**Given request**. Pictures do not belong in your copy. Repeat all the other data exactly.

**The records**.
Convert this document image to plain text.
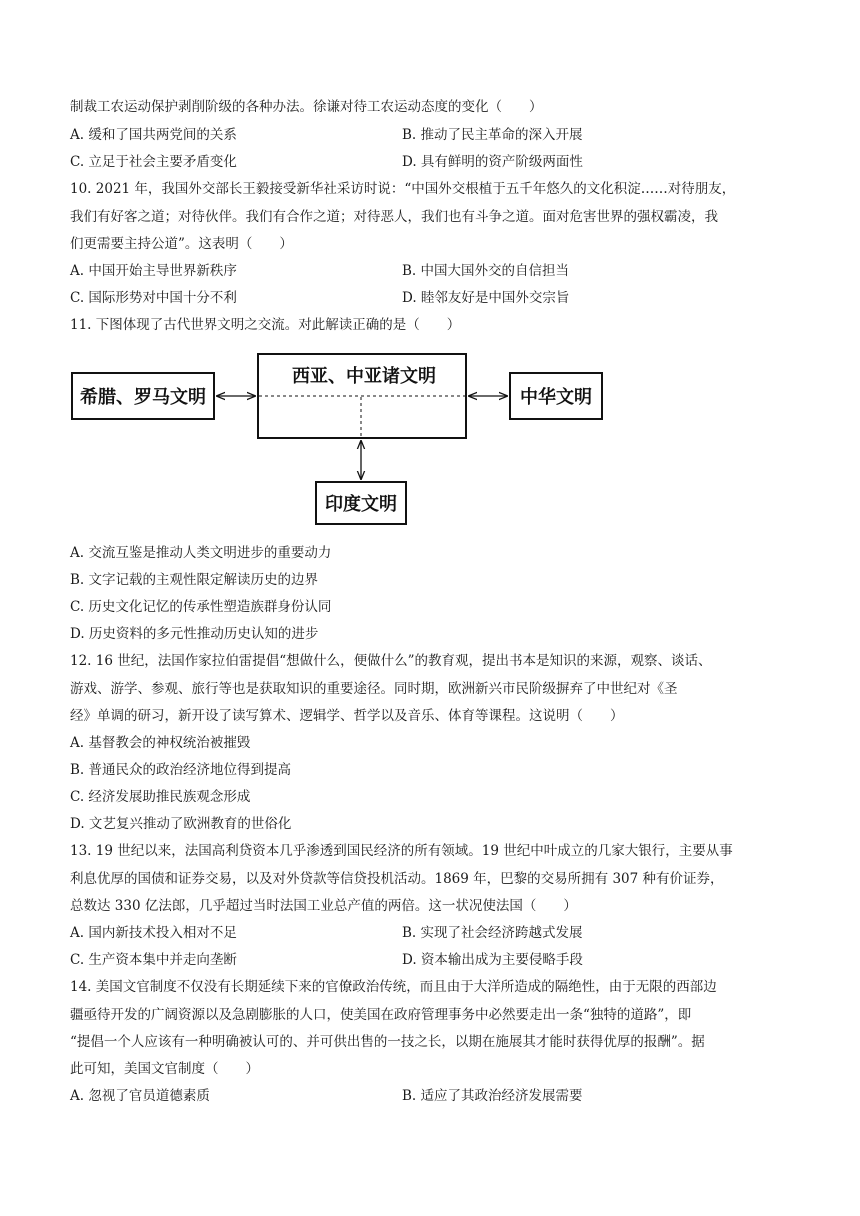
制裁工农运动保护剥削阶级的各种办法。徐谦对待工农运动态度的变化（　　）
A. 缓和了国共两党间的关系	B. 推动了民主革命的深入开展
C. 立足于社会主要矛盾变化	D. 具有鲜明的资产阶级两面性
10. 2021 年，我国外交部长王毅接受新华社采访时说：“中国外交根植于五千年悠久的文化积淀……对待朋友，
我们有好客之道；对待伙伴。我们有合作之道；对待恶人，我们也有斗争之道。面对危害世界的强权霸凌，我
们更需要主持公道”。这表明（　　）
A. 中国开始主导世界新秩序	B. 中国大国外交的自信担当
C. 国际形势对中国十分不利	D. 睦邻友好是中国外交宗旨
11. 下图体现了古代世界文明之交流。对此解读正确的是（　　）
西亚、中亚诸文明
希腊、罗马文明	中华文明
印度文明
A. 交流互鉴是推动人类文明进步的重要动力
B. 文字记载的主观性限定解读历史的边界
C. 历史文化记忆的传承性塑造族群身份认同
D. 历史资料的多元性推动历史认知的进步
12. 16 世纪，法国作家拉伯雷提倡“想做什么，便做什么”的教育观，提出书本是知识的来源，观察、谈话、
游戏、游学、参观、旅行等也是获取知识的重要途径。同时期，欧洲新兴市民阶级摒弃了中世纪对《圣
经》单调的研习，新开设了读写算术、逻辑学、哲学以及音乐、体育等课程。这说明（　　）
A. 基督教会的神权统治被摧毁
B. 普通民众的政治经济地位得到提高
C. 经济发展助推民族观念形成
D. 文艺复兴推动了欧洲教育的世俗化
13. 19 世纪以来，法国高利贷资本几乎渗透到国民经济的所有领域。19 世纪中叶成立的几家大银行，主要从事
利息优厚的国债和证券交易，以及对外贷款等信贷投机活动。1869 年，巴黎的交易所拥有 307 种有价证券，
总数达 330 亿法郎，几乎超过当时法国工业总产值的两倍。这一状况使法国（　　）
A. 国内新技术投入相对不足	B. 实现了社会经济跨越式发展
C. 生产资本集中并走向垄断	D. 资本输出成为主要侵略手段
14. 美国文官制度不仅没有长期延续下来的官僚政治传统，而且由于大洋所造成的隔绝性，由于无限的西部边
疆亟待开发的广阔资源以及急剧膨胀的人口，使美国在政府管理事务中必然要走出一条“独特的道路”，即
“提倡一个人应该有一种明确被认可的、并可供出售的一技之长，以期在施展其才能时获得优厚的报酬”。据
此可知，美国文官制度（　　）
A. 忽视了官员道德素质	B. 适应了其政治经济发展需要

**Worked solution**.
Convert this document image to plain text.
制裁工农运动保护剥削阶级的各种办法。徐谦对待工农运动态度的变化（　　）
A. 缓和了国共两党间的关系	B. 推动了民主革命的深入开展
C. 立足于社会主要矛盾变化	D. 具有鲜明的资产阶级两面性
10. 2021 年，我国外交部长王毅接受新华社采访时说：“中国外交根植于五千年悠久的文化积淀……对待朋友，
我们有好客之道；对待伙伴。我们有合作之道；对待恶人，我们也有斗争之道。面对危害世界的强权霸凌，我
们更需要主持公道”。这表明（　　）
A. 中国开始主导世界新秩序	B. 中国大国外交的自信担当
C. 国际形势对中国十分不利	D. 睦邻友好是中国外交宗旨
11. 下图体现了古代世界文明之交流。对此解读正确的是（　　）
西亚、中亚诸文明
希腊、罗马文明	中华文明
印度文明
A. 交流互鉴是推动人类文明进步的重要动力
B. 文字记载的主观性限定解读历史的边界
C. 历史文化记忆的传承性塑造族群身份认同
D. 历史资料的多元性推动历史认知的进步
12. 16 世纪，法国作家拉伯雷提倡“想做什么，便做什么”的教育观，提出书本是知识的来源，观察、谈话、
游戏、游学、参观、旅行等也是获取知识的重要途径。同时期，欧洲新兴市民阶级摒弃了中世纪对《圣
经》单调的研习，新开设了读写算术、逻辑学、哲学以及音乐、体育等课程。这说明（　　）
A. 基督教会的神权统治被摧毁
B. 普通民众的政治经济地位得到提高
C. 经济发展助推民族观念形成
D. 文艺复兴推动了欧洲教育的世俗化
13. 19 世纪以来，法国高利贷资本几乎渗透到国民经济的所有领域。19 世纪中叶成立的几家大银行，主要从事
利息优厚的国债和证券交易，以及对外贷款等信贷投机活动。1869 年，巴黎的交易所拥有 307 种有价证券，
总数达 330 亿法郎，几乎超过当时法国工业总产值的两倍。这一状况使法国（　　）
A. 国内新技术投入相对不足	B. 实现了社会经济跨越式发展
C. 生产资本集中并走向垄断	D. 资本输出成为主要侵略手段
14. 美国文官制度不仅没有长期延续下来的官僚政治传统，而且由于大洋所造成的隔绝性，由于无限的西部边
疆亟待开发的广阔资源以及急剧膨胀的人口，使美国在政府管理事务中必然要走出一条“独特的道路”，即
“提倡一个人应该有一种明确被认可的、并可供出售的一技之长，以期在施展其才能时获得优厚的报酬”。据
此可知，美国文官制度（　　）
A. 忽视了官员道德素质	B. 适应了其政治经济发展需要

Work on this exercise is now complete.